* begin Data to use *
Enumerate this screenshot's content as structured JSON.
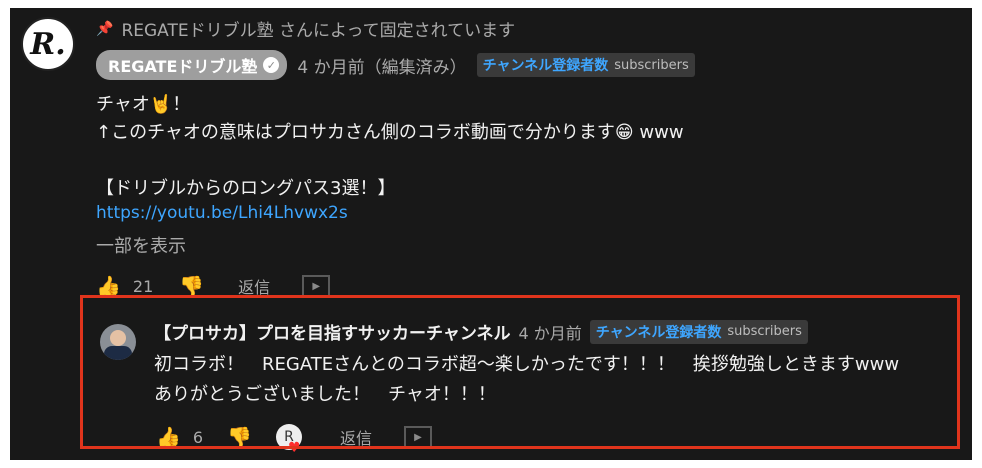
{
  "pinned": {
    "text": "REGATEドリブル塾 さんによって固定されています",
    "icon": "pin-icon"
  },
  "comment": {
    "author": "REGATEドリブル塾",
    "timestamp": "4 か月前（編集済み）",
    "badge_jp": "チャンネル登録者数",
    "badge_en": "subscribers",
    "line1": "チャオ🤘！",
    "line2": "↑このチャオの意味はプロサカさん側のコラボ動画で分かります😁 www",
    "line3": "【ドリブルからのロングパス3選！】",
    "link": "https://youtu.be/Lhi4Lhvwx2s",
    "read_more": "一部を表示",
    "likes": "21",
    "reply_label": "返信"
  },
  "reply": {
    "author": "【プロサカ】プロを目指すサッカーチャンネル",
    "timestamp": "4 か月前",
    "badge_jp": "チャンネル登録者数",
    "badge_en": "subscribers",
    "line1": "初コラボ！　REGATEさんとのコラボ超〜楽しかったです！！！　挨拶勉強しときますwww",
    "line2": "ありがとうございました！　チャオ！！！",
    "likes": "6",
    "reply_label": "返信"
  },
  "colors": {
    "highlight_border": "#e0341c",
    "link": "#3ea6ff",
    "background": "#181818"
  }
}
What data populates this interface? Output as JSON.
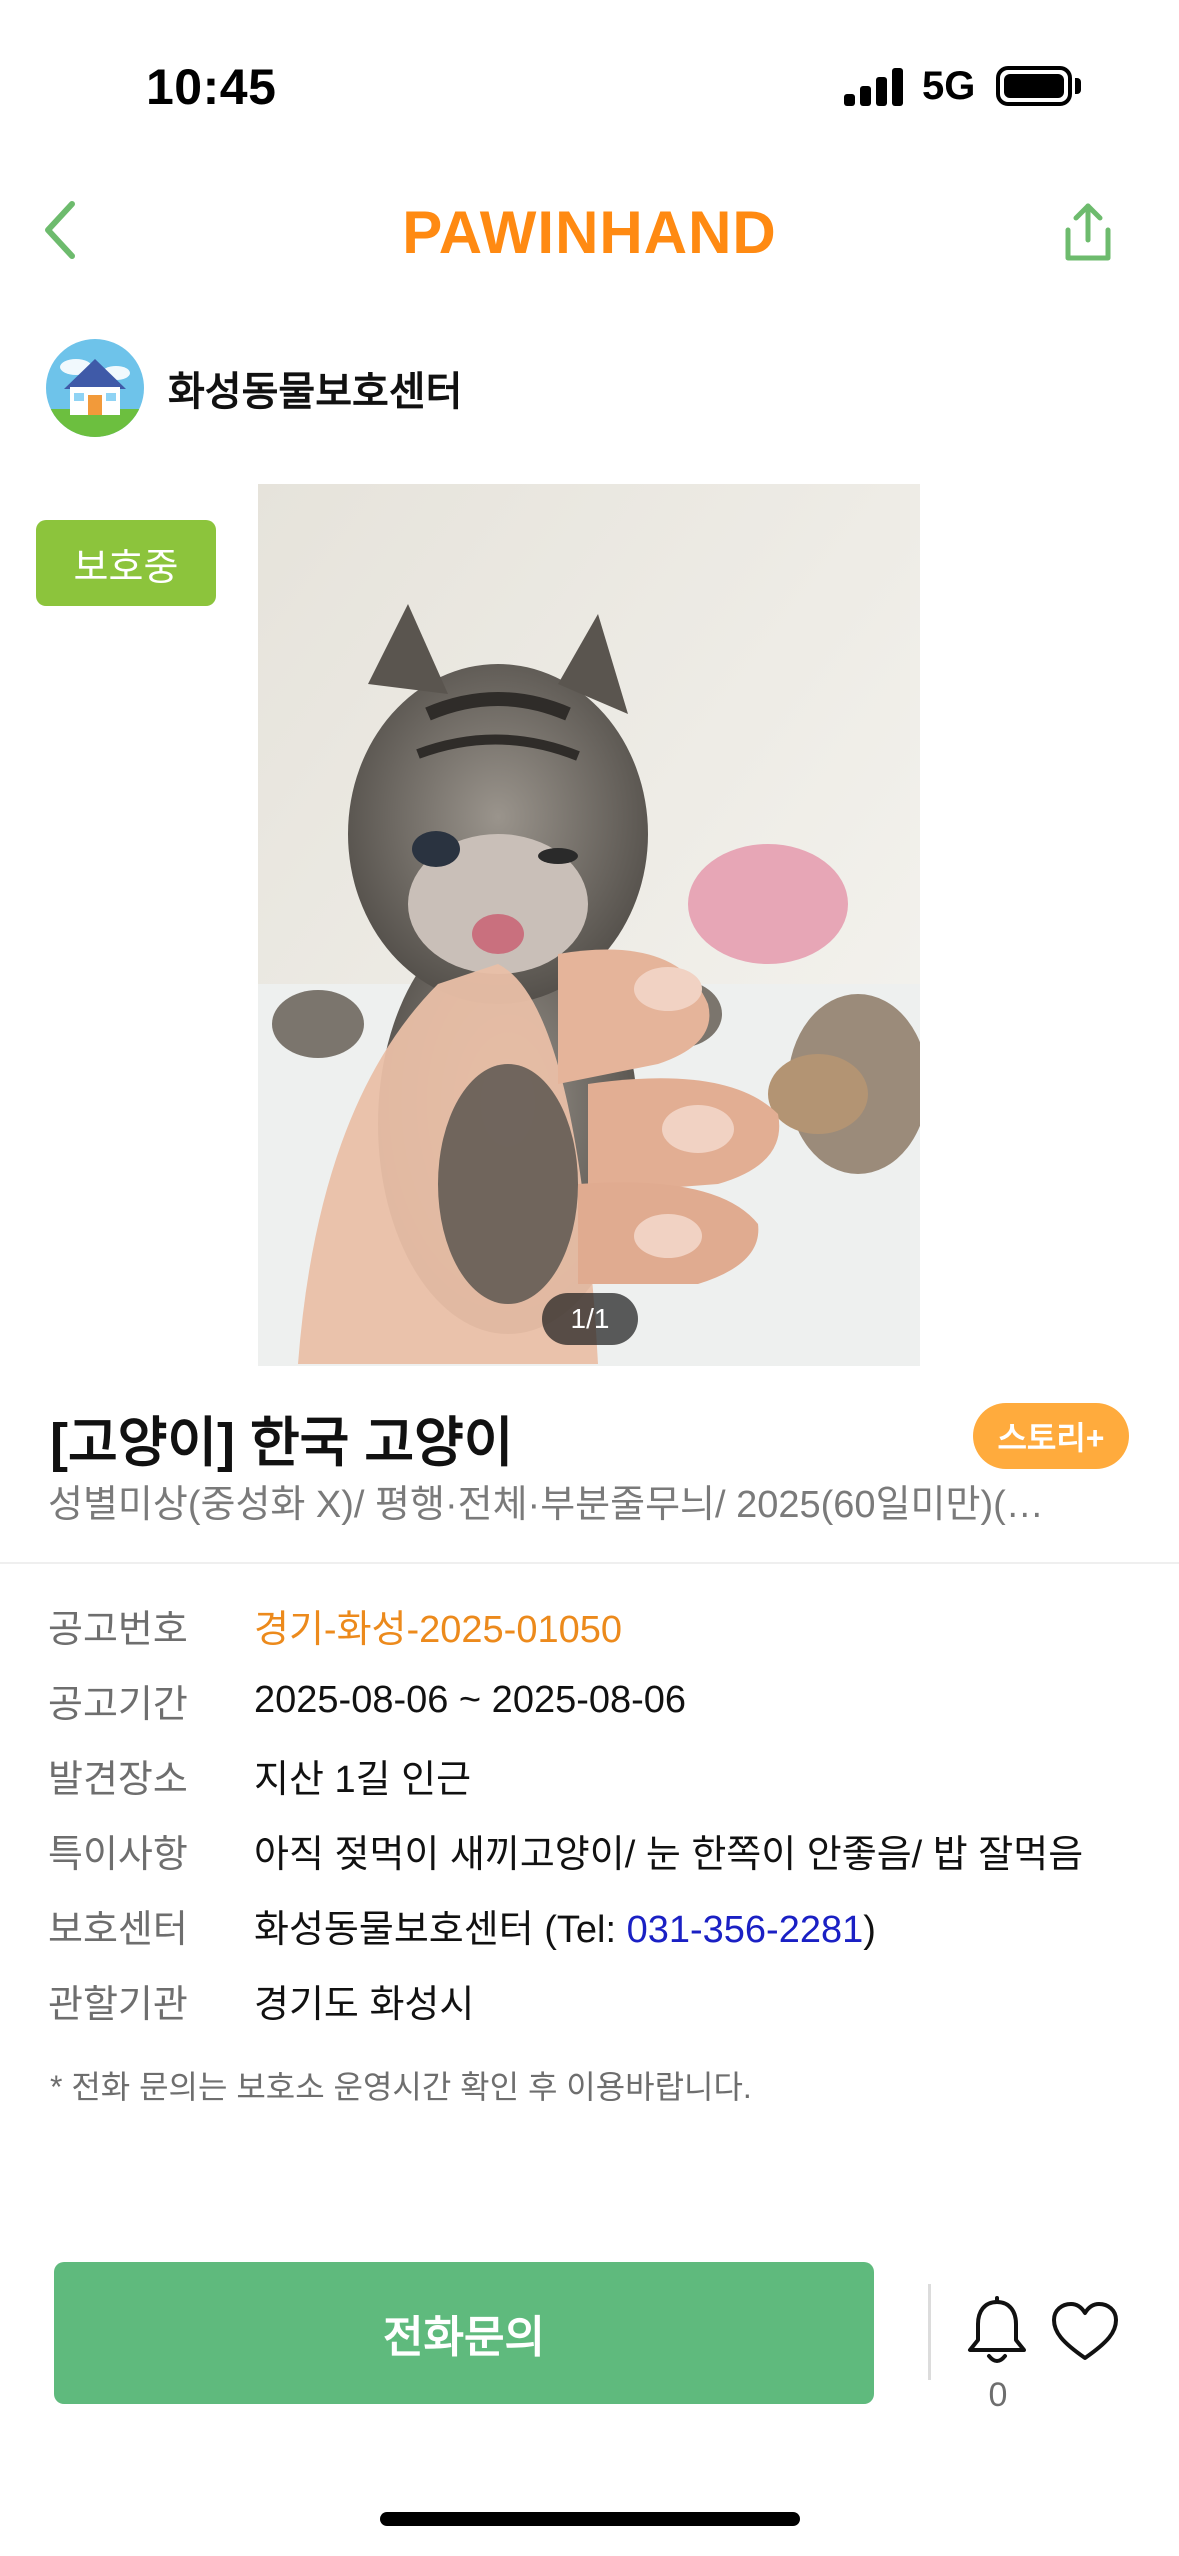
{
  "status_bar": {
    "time": "10:45",
    "network": "5G"
  },
  "header": {
    "brand": "PAWINHAND"
  },
  "shelter": {
    "name": "화성동물보호센터"
  },
  "animal": {
    "status_badge": "보호중",
    "photo_indicator": "1/1",
    "title": "[고양이] 한국 고양이",
    "story_label": "스토리+",
    "subtitle": "성별미상(중성화 X)/ 평행·전체·부분줄무늬/ 2025(60일미만)(…"
  },
  "info": {
    "notice_no_label": "공고번호",
    "notice_no_value": "경기-화성-2025-01050",
    "period_label": "공고기간",
    "period_value": "2025-08-06 ~ 2025-08-06",
    "found_label": "발견장소",
    "found_value": "지산 1길 인근",
    "special_label": "특이사항",
    "special_value": "아직 젖먹이 새끼고양이/ 눈 한쪽이 안좋음/ 밥 잘먹음",
    "center_label": "보호센터",
    "center_value_prefix": "화성동물보호센터 (Tel: ",
    "center_phone": "031-356-2281",
    "center_value_suffix": ")",
    "agency_label": "관할기관",
    "agency_value": "경기도 화성시"
  },
  "notice_text": "* 전화 문의는 보호소 운영시간 확인 후 이용바랍니다.",
  "bottom_bar": {
    "call_label": "전화문의",
    "bell_count": "0"
  },
  "colors": {
    "brand_orange": "#ff8a12",
    "status_green": "#8cc43c",
    "call_green": "#5fba7d",
    "story_orange": "#ffab3d",
    "notice_no_orange": "#ec8a1c",
    "phone_blue": "#1a20c4"
  },
  "icons": [
    "back-chevron-icon",
    "share-icon",
    "house-icon",
    "bell-icon",
    "heart-icon"
  ]
}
* end Data to use *
Task instructions: In your copy, repeat each record exactly and include no pictures.

Full solution:
Enumerate this screenshot's content as structured JSON.
{
  "pinned": {
    "text": "REGATEドリブル塾 さんによって固定されています",
    "icon": "pin-icon"
  },
  "comment": {
    "author": "REGATEドリブル塾",
    "timestamp": "4 か月前（編集済み）",
    "badge_jp": "チャンネル登録者数",
    "badge_en": "subscribers",
    "line1": "チャオ🤘！",
    "line2": "↑このチャオの意味はプロサカさん側のコラボ動画で分かります😁 www",
    "line3": "【ドリブルからのロングパス3選！】",
    "link": "https://youtu.be/Lhi4Lhvwx2s",
    "read_more": "一部を表示",
    "likes": "21",
    "reply_label": "返信"
  },
  "reply": {
    "author": "【プロサカ】プロを目指すサッカーチャンネル",
    "timestamp": "4 か月前",
    "badge_jp": "チャンネル登録者数",
    "badge_en": "subscribers",
    "line1": "初コラボ！　REGATEさんとのコラボ超〜楽しかったです！！！　挨拶勉強しときますwww",
    "line2": "ありがとうございました！　チャオ！！！",
    "likes": "6",
    "reply_label": "返信"
  },
  "colors": {
    "highlight_border": "#e0341c",
    "link": "#3ea6ff",
    "background": "#181818"
  }
}
What data populates this interface? Output as JSON.
{
  "status_bar": {
    "time": "10:45",
    "network": "5G"
  },
  "header": {
    "brand": "PAWINHAND"
  },
  "shelter": {
    "name": "화성동물보호센터"
  },
  "animal": {
    "status_badge": "보호중",
    "photo_indicator": "1/1",
    "title": "[고양이] 한국 고양이",
    "story_label": "스토리+",
    "subtitle": "성별미상(중성화 X)/ 평행·전체·부분줄무늬/ 2025(60일미만)(…"
  },
  "info": {
    "notice_no_label": "공고번호",
    "notice_no_value": "경기-화성-2025-01050",
    "period_label": "공고기간",
    "period_value": "2025-08-06 ~ 2025-08-06",
    "found_label": "발견장소",
    "found_value": "지산 1길 인근",
    "special_label": "특이사항",
    "special_value": "아직 젖먹이 새끼고양이/ 눈 한쪽이 안좋음/ 밥 잘먹음",
    "center_label": "보호센터",
    "center_value_prefix": "화성동물보호센터 (Tel: ",
    "center_phone": "031-356-2281",
    "center_value_suffix": ")",
    "agency_label": "관할기관",
    "agency_value": "경기도 화성시"
  },
  "notice_text": "* 전화 문의는 보호소 운영시간 확인 후 이용바랍니다.",
  "bottom_bar": {
    "call_label": "전화문의",
    "bell_count": "0"
  },
  "colors": {
    "brand_orange": "#ff8a12",
    "status_green": "#8cc43c",
    "call_green": "#5fba7d",
    "story_orange": "#ffab3d",
    "notice_no_orange": "#ec8a1c",
    "phone_blue": "#1a20c4"
  },
  "icons": [
    "back-chevron-icon",
    "share-icon",
    "house-icon",
    "bell-icon",
    "heart-icon"
  ]
}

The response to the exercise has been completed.